- Exercise goal
Retype all of the entries word for word.

- Stored data
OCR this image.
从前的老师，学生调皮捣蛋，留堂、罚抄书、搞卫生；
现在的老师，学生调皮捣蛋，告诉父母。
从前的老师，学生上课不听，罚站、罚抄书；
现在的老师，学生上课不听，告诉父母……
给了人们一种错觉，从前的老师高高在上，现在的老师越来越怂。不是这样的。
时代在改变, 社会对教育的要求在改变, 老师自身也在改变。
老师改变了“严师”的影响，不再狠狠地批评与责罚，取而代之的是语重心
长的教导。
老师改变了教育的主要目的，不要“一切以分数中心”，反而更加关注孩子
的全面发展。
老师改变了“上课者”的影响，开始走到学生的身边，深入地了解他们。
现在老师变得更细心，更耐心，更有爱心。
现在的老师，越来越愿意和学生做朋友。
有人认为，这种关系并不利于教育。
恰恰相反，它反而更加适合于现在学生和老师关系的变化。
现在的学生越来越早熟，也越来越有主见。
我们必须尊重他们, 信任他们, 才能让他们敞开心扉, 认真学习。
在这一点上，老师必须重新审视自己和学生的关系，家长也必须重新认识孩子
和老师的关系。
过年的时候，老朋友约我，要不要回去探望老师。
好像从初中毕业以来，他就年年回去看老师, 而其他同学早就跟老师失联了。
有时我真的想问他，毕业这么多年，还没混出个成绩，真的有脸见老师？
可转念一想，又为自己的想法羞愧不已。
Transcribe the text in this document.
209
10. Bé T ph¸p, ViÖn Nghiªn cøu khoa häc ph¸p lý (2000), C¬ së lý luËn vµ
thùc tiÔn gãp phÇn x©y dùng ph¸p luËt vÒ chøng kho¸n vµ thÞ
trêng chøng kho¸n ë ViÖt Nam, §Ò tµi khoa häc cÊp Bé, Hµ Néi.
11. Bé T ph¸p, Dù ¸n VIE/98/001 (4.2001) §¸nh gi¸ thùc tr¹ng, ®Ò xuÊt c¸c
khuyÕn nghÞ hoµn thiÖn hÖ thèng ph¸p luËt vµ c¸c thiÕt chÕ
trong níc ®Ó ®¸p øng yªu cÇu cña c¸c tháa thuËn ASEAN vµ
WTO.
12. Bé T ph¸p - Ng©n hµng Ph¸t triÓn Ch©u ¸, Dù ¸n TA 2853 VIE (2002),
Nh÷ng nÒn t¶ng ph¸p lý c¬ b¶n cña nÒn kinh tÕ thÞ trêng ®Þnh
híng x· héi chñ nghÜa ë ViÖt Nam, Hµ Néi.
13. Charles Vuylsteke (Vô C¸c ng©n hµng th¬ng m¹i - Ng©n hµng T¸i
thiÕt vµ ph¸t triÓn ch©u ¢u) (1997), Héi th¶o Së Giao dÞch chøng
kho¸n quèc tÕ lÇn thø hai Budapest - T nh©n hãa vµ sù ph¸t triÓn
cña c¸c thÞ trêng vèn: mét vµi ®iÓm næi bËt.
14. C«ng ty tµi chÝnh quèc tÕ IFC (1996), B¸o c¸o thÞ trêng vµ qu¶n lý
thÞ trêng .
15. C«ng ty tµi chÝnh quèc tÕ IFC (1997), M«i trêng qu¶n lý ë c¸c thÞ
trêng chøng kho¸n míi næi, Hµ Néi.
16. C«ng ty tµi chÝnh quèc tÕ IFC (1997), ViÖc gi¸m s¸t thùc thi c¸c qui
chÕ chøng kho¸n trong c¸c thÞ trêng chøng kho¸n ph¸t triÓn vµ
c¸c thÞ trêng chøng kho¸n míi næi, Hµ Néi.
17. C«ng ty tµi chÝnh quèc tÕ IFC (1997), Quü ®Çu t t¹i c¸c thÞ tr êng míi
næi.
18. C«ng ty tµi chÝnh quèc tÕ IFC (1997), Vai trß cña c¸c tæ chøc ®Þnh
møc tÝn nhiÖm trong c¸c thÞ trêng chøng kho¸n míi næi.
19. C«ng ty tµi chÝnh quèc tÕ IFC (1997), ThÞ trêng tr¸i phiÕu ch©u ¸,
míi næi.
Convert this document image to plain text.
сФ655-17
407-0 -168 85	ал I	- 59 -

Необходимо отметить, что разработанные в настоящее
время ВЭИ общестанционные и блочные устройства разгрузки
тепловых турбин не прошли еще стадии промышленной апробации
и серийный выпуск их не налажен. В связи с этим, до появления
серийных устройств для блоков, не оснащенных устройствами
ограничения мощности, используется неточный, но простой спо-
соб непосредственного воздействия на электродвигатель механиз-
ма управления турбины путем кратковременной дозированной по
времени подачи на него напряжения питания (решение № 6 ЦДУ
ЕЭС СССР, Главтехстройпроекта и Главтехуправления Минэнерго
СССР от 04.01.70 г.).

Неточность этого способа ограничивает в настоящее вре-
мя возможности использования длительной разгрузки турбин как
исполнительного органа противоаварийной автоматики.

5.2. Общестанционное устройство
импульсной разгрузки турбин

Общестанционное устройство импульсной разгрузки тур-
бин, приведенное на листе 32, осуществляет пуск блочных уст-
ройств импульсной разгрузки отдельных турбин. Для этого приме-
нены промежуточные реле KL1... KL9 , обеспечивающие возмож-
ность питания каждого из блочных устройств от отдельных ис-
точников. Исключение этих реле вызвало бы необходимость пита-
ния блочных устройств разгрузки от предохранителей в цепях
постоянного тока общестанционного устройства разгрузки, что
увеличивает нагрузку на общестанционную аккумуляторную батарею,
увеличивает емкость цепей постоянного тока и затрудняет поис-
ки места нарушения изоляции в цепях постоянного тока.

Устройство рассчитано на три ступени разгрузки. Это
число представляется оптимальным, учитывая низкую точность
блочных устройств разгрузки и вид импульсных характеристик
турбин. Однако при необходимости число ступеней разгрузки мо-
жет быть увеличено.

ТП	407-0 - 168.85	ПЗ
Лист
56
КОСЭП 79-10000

- Solution below
OCR this image.
从前的老师，学生调皮捣蛋，留堂、罚抄书、搞卫生；
现在的老师，学生调皮捣蛋，告诉父母。
从前的老师，学生上课不听，罚站、罚抄书；
现在的老师，学生上课不听，告诉父母……
给了人们一种错觉，从前的老师高高在上，现在的老师越来越怂。不是这样的。
时代在改变, 社会对教育的要求在改变, 老师自身也在改变。
老师改变了“严师”的影响，不再狠狠地批评与责罚，取而代之的是语重心
长的教导。
老师改变了教育的主要目的，不要“一切以分数中心”，反而更加关注孩子
的全面发展。
老师改变了“上课者”的影响，开始走到学生的身边，深入地了解他们。
现在老师变得更细心，更耐心，更有爱心。
现在的老师，越来越愿意和学生做朋友。
有人认为，这种关系并不利于教育。
恰恰相反，它反而更加适合于现在学生和老师关系的变化。
现在的学生越来越早熟，也越来越有主见。
我们必须尊重他们, 信任他们, 才能让他们敞开心扉, 认真学习。
在这一点上，老师必须重新审视自己和学生的关系，家长也必须重新认识孩子
和老师的关系。
过年的时候，老朋友约我，要不要回去探望老师。
好像从初中毕业以来，他就年年回去看老师, 而其他同学早就跟老师失联了。
有时我真的想问他，毕业这么多年，还没混出个成绩，真的有脸见老师？
可转念一想，又为自己的想法羞愧不已。
Transcribe the text in this document.
209
10. Bé T ph¸p, ViÖn Nghiªn cøu khoa häc ph¸p lý (2000), C¬ së lý luËn vµ
thùc tiÔn gãp phÇn x©y dùng ph¸p luËt vÒ chøng kho¸n vµ thÞ
trêng chøng kho¸n ë ViÖt Nam, §Ò tµi khoa häc cÊp Bé, Hµ Néi.
11. Bé T ph¸p, Dù ¸n VIE/98/001 (4.2001) §¸nh gi¸ thùc tr¹ng, ®Ò xuÊt c¸c
khuyÕn nghÞ hoµn thiÖn hÖ thèng ph¸p luËt vµ c¸c thiÕt chÕ
trong níc ®Ó ®¸p øng yªu cÇu cña c¸c tháa thuËn ASEAN vµ
WTO.
12. Bé T ph¸p - Ng©n hµng Ph¸t triÓn Ch©u ¸, Dù ¸n TA 2853 VIE (2002),
Nh÷ng nÒn t¶ng ph¸p lý c¬ b¶n cña nÒn kinh tÕ thÞ trêng ®Þnh
híng x· héi chñ nghÜa ë ViÖt Nam, Hµ Néi.
13. Charles Vuylsteke (Vô C¸c ng©n hµng th¬ng m¹i - Ng©n hµng T¸i
thiÕt vµ ph¸t triÓn ch©u ¢u) (1997), Héi th¶o Së Giao dÞch chøng
kho¸n quèc tÕ lÇn thø hai Budapest - T nh©n hãa vµ sù ph¸t triÓn
cña c¸c thÞ trêng vèn: mét vµi ®iÓm næi bËt.
14. C«ng ty tµi chÝnh quèc tÕ IFC (1996), B¸o c¸o thÞ trêng vµ qu¶n lý
thÞ trêng .
15. C«ng ty tµi chÝnh quèc tÕ IFC (1997), M«i trêng qu¶n lý ë c¸c thÞ
trêng chøng kho¸n míi næi, Hµ Néi.
16. C«ng ty tµi chÝnh quèc tÕ IFC (1997), ViÖc gi¸m s¸t thùc thi c¸c qui
chÕ chøng kho¸n trong c¸c thÞ trêng chøng kho¸n ph¸t triÓn vµ
c¸c thÞ trêng chøng kho¸n míi næi, Hµ Néi.
17. C«ng ty tµi chÝnh quèc tÕ IFC (1997), Quü ®Çu t t¹i c¸c thÞ tr êng míi
næi.
18. C«ng ty tµi chÝnh quèc tÕ IFC (1997), Vai trß cña c¸c tæ chøc ®Þnh
møc tÝn nhiÖm trong c¸c thÞ trêng chøng kho¸n míi næi.
19. C«ng ty tµi chÝnh quèc tÕ IFC (1997), ThÞ trêng tr¸i phiÕu ch©u ¸,
míi næi.
Convert this document image to plain text.
сФ655-17
407-0 -168 85	ал I	- 59 -

Необходимо отметить, что разработанные в настоящее
время ВЭИ общестанционные и блочные устройства разгрузки
тепловых турбин не прошли еще стадии промышленной апробации
и серийный выпуск их не налажен. В связи с этим, до появления
серийных устройств для блоков, не оснащенных устройствами
ограничения мощности, используется неточный, но простой спо-
соб непосредственного воздействия на электродвигатель механиз-
ма управления турбины путем кратковременной дозированной по
времени подачи на него напряжения питания (решение № 6 ЦДУ
ЕЭС СССР, Главтехстройпроекта и Главтехуправления Минэнерго
СССР от 04.01.70 г.).

Неточность этого способа ограничивает в настоящее вре-
мя возможности использования длительной разгрузки турбин как
исполнительного органа противоаварийной автоматики.

5.2. Общестанционное устройство
импульсной разгрузки турбин

Общестанционное устройство импульсной разгрузки тур-
бин, приведенное на листе 32, осуществляет пуск блочных уст-
ройств импульсной разгрузки отдельных турбин. Для этого приме-
нены промежуточные реле KL1... KL9 , обеспечивающие возмож-
ность питания каждого из блочных устройств от отдельных ис-
точников. Исключение этих реле вызвало бы необходимость пита-
ния блочных устройств разгрузки от предохранителей в цепях
постоянного тока общестанционного устройства разгрузки, что
увеличивает нагрузку на общестанционную аккумуляторную батарею,
увеличивает емкость цепей постоянного тока и затрудняет поис-
ки места нарушения изоляции в цепях постоянного тока.

Устройство рассчитано на три ступени разгрузки. Это
число представляется оптимальным, учитывая низкую точность
блочных устройств разгрузки и вид импульсных характеристик
турбин. Однако при необходимости число ступеней разгрузки мо-
жет быть увеличено.

ТП	407-0 - 168.85	ПЗ
Лист
56
КОСЭП 79-10000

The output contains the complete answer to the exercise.